## Requirements
Find every line in the records below that holds the word "xlabel", and copy each one.
**** Stored rows ****
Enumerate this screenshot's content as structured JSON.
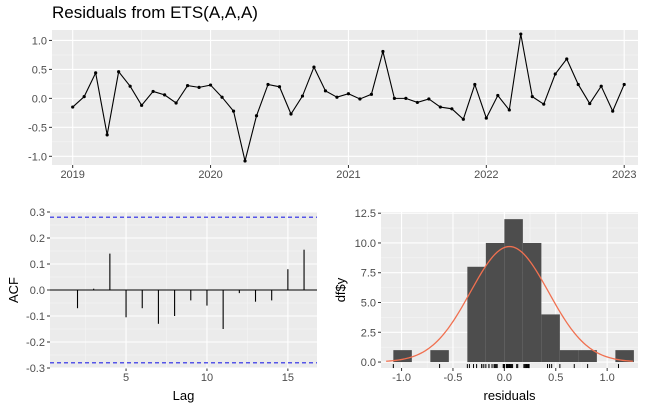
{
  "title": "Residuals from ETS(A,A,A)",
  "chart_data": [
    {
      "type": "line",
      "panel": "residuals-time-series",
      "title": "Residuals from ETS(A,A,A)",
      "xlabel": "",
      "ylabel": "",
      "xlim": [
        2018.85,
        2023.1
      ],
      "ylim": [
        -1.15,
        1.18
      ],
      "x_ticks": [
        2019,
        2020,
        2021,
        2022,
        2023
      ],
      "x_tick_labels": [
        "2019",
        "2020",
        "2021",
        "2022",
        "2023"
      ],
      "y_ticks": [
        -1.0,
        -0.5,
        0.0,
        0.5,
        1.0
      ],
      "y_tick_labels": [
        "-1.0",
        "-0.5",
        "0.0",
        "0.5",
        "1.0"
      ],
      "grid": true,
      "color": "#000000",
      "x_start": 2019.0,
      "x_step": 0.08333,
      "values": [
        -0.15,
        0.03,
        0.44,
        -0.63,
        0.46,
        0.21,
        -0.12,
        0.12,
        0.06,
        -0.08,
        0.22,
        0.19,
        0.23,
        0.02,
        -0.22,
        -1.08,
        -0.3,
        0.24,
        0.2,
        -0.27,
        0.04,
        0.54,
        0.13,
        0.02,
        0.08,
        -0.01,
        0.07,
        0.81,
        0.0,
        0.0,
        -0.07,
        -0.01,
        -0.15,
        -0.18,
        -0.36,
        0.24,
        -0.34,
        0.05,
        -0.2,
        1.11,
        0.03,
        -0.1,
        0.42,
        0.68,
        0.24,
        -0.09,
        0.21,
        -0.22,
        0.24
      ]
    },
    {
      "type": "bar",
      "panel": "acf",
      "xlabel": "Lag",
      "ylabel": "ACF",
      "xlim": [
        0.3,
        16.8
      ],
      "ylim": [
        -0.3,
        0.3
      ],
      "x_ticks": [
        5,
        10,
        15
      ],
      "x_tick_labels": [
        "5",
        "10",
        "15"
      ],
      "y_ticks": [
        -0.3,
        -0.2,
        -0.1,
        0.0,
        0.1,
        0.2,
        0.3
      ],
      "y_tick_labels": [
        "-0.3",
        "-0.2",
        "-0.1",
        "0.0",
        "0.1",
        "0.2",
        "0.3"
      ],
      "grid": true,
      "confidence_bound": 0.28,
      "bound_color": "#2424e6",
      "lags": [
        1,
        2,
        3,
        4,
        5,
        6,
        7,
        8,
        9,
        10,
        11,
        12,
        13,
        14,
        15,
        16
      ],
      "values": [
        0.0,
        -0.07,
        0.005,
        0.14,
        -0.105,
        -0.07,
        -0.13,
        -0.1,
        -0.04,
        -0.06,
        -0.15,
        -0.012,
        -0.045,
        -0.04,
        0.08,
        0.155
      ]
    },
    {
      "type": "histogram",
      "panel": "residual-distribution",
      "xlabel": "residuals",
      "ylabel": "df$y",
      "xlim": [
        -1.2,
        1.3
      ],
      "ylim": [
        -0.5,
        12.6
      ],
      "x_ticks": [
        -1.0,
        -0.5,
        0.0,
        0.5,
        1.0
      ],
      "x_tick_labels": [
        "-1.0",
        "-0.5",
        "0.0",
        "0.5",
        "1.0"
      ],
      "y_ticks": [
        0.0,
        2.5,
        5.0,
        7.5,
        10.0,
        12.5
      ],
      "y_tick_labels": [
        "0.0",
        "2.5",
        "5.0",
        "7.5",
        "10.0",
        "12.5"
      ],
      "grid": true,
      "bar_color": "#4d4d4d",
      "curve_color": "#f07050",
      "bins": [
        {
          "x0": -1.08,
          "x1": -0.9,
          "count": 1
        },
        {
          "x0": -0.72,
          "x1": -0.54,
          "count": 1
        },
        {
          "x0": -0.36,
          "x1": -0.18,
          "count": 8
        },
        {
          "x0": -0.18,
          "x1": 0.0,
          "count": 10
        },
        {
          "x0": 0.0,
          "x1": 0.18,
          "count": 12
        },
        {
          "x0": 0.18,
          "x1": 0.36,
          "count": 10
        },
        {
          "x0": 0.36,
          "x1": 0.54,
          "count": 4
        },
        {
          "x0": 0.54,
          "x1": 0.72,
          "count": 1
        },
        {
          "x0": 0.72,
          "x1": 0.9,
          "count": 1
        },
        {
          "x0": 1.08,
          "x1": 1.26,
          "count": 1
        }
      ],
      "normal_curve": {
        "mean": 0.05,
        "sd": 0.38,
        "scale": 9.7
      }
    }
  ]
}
****
## Exercise output
      "xlabel": "",
      "xlabel": "Lag",
      "xlabel": "residuals",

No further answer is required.